### Set task
Search the records below for the word "takové". Pull out each line that has it.

### The data
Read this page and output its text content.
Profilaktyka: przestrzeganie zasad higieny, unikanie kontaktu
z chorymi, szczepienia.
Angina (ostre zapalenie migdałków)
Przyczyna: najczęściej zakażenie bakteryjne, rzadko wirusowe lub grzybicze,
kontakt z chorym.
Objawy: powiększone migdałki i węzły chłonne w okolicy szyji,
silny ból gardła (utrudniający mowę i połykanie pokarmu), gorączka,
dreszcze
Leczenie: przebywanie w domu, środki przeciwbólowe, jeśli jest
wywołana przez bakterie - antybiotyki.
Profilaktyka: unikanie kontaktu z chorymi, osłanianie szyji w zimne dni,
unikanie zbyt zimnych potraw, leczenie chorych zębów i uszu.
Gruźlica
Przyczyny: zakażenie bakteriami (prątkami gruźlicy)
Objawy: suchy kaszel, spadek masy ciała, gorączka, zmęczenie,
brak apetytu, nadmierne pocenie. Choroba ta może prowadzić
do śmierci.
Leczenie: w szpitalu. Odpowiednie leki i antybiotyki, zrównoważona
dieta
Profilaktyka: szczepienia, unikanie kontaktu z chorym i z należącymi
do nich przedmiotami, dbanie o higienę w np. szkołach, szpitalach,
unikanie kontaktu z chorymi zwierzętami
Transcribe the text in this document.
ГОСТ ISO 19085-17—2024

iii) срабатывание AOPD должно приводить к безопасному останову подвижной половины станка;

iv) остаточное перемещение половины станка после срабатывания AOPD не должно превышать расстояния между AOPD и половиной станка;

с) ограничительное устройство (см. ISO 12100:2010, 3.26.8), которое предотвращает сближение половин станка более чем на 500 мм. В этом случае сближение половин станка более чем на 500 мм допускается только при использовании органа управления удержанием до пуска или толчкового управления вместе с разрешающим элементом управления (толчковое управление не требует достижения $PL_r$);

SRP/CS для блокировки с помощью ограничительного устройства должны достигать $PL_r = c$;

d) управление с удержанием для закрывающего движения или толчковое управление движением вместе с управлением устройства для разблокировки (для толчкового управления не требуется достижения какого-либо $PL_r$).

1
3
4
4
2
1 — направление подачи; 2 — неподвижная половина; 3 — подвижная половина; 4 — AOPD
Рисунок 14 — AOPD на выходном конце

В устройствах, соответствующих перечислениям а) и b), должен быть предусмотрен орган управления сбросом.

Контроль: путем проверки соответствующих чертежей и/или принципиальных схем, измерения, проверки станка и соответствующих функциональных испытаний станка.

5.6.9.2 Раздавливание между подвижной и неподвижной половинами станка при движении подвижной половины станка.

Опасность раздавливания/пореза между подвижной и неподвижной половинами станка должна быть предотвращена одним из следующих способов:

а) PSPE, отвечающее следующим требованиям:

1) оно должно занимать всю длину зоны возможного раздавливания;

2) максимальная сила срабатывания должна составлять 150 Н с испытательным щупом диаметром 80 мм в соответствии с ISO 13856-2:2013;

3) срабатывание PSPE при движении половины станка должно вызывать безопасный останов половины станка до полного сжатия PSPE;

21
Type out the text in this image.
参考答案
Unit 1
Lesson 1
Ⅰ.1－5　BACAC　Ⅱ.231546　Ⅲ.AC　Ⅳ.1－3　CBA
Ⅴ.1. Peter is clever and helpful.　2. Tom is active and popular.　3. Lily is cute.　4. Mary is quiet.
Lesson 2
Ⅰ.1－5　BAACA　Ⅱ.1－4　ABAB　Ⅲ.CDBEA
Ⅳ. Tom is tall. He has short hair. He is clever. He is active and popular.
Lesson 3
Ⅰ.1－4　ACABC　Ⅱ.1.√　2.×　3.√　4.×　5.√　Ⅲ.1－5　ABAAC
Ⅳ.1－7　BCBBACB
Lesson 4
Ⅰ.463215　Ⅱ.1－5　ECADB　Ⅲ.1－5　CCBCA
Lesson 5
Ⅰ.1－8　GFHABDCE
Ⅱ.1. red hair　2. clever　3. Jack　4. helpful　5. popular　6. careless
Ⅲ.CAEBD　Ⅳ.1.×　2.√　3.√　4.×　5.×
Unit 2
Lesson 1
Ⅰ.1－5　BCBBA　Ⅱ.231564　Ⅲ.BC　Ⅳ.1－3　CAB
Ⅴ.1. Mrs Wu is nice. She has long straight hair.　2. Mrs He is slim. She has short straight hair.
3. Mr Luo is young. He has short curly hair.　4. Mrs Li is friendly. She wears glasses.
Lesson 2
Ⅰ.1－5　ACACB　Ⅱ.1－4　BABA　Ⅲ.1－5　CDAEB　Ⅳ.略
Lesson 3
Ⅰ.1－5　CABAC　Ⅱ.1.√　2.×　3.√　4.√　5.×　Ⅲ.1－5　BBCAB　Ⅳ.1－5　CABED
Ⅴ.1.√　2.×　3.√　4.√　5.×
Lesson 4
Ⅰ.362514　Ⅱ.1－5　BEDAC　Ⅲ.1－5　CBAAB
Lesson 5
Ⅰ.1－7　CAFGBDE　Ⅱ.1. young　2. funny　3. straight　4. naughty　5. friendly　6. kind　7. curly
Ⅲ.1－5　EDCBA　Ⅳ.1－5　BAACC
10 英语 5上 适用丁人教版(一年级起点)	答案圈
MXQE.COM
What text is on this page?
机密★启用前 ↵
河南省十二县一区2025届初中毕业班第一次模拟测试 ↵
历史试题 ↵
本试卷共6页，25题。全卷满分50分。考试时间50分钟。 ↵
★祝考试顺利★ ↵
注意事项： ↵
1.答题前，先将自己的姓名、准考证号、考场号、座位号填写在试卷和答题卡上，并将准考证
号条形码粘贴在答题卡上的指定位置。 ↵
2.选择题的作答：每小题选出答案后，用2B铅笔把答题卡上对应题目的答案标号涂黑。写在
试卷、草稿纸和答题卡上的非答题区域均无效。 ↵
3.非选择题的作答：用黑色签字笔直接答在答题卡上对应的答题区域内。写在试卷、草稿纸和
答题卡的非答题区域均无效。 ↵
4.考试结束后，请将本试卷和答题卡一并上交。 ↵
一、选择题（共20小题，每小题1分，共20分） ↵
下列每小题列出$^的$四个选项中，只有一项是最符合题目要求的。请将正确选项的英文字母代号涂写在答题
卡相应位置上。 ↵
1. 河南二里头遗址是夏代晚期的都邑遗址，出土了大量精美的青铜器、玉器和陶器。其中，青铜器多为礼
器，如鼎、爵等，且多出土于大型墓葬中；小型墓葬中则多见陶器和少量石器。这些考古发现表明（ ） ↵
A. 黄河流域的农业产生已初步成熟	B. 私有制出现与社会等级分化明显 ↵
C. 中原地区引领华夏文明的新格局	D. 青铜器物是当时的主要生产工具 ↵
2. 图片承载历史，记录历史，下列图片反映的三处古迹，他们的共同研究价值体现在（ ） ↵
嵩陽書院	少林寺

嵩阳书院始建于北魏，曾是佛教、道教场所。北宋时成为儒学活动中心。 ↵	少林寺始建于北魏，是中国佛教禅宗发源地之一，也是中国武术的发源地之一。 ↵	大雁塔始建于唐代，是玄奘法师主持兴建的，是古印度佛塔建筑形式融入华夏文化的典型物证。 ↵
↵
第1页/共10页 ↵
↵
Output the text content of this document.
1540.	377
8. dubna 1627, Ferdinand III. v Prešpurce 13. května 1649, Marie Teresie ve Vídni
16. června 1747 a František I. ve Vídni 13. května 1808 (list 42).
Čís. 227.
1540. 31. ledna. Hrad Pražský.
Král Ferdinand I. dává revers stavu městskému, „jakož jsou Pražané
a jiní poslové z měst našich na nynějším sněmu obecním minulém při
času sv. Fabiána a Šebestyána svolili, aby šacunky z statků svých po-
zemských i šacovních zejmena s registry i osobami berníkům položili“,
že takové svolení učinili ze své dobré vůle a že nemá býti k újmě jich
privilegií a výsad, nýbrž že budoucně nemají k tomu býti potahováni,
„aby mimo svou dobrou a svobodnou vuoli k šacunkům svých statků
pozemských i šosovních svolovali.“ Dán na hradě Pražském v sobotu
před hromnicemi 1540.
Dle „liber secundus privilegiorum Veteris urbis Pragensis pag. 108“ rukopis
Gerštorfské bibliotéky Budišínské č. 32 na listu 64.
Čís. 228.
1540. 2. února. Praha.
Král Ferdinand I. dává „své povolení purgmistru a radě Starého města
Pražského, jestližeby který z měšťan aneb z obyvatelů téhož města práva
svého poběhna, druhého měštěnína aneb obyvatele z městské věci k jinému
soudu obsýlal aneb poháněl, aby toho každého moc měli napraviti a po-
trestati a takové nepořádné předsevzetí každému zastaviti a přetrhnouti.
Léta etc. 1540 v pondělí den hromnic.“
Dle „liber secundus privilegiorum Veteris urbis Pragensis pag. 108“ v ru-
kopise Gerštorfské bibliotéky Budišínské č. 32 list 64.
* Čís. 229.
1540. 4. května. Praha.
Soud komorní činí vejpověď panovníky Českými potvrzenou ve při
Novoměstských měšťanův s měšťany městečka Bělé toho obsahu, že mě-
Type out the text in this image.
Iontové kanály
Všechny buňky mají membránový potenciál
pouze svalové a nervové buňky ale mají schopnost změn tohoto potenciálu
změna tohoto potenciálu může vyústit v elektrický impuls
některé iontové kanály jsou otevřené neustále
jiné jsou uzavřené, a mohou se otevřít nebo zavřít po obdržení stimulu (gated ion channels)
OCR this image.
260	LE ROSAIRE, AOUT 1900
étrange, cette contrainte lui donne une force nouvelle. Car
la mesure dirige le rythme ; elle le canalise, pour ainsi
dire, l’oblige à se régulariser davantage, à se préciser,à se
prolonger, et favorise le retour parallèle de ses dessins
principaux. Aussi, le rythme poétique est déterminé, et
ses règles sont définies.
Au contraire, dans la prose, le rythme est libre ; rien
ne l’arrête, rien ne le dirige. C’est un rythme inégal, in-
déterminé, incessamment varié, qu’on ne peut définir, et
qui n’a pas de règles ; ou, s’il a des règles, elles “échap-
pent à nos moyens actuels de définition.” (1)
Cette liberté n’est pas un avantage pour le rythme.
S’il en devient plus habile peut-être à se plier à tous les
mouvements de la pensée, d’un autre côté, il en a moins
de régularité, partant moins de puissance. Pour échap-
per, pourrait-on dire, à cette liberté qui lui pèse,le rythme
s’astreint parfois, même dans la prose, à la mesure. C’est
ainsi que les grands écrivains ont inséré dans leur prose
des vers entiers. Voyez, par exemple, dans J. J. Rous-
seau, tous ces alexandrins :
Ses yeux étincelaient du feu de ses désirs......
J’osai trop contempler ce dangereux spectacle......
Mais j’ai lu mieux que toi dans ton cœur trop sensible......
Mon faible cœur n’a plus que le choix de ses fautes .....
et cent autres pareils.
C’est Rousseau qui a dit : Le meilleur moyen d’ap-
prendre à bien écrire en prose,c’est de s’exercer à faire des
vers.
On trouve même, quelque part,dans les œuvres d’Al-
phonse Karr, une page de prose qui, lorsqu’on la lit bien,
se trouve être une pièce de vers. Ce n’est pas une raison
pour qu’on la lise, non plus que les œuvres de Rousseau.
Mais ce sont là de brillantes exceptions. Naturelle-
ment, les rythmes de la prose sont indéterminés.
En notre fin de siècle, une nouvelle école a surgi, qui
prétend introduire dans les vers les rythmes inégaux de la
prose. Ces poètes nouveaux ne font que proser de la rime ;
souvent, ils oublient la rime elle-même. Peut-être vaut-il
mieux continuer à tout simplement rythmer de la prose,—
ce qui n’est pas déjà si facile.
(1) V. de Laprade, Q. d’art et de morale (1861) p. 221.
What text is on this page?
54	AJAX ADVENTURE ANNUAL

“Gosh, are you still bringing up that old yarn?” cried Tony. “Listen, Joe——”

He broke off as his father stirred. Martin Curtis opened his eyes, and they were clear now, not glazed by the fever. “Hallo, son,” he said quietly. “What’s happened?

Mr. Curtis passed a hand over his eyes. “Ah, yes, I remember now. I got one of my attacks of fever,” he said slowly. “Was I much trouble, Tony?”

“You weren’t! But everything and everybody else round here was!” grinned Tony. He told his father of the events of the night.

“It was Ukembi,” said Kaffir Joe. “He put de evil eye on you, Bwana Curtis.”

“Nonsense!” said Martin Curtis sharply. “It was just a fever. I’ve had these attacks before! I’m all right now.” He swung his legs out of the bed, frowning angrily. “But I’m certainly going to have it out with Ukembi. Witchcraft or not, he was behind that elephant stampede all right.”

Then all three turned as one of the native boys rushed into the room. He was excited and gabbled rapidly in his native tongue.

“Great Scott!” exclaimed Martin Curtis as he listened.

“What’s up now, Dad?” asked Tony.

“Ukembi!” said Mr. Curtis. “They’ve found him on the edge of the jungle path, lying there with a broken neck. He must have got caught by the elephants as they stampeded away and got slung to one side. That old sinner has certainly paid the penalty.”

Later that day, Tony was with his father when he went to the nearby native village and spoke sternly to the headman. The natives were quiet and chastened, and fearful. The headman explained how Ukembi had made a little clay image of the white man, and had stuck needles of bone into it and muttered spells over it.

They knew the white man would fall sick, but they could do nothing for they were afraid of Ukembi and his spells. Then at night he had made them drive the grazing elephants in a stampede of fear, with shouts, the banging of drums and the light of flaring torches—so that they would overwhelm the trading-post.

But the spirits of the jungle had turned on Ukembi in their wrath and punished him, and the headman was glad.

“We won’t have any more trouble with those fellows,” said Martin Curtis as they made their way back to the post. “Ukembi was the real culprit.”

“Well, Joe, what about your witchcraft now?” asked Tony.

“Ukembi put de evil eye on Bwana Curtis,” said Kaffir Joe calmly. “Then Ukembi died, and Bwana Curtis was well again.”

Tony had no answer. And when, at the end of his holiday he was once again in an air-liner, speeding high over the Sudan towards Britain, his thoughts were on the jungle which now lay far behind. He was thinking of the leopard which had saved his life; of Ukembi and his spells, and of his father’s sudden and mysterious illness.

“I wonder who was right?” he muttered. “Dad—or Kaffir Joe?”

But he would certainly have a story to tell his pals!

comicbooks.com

### Response below
že takové svolení učinili ze své dobré vůle a že nemá býti k újmě jich
trestati a takové nepořádné předsevzetí každému zastaviti a přetrhnouti.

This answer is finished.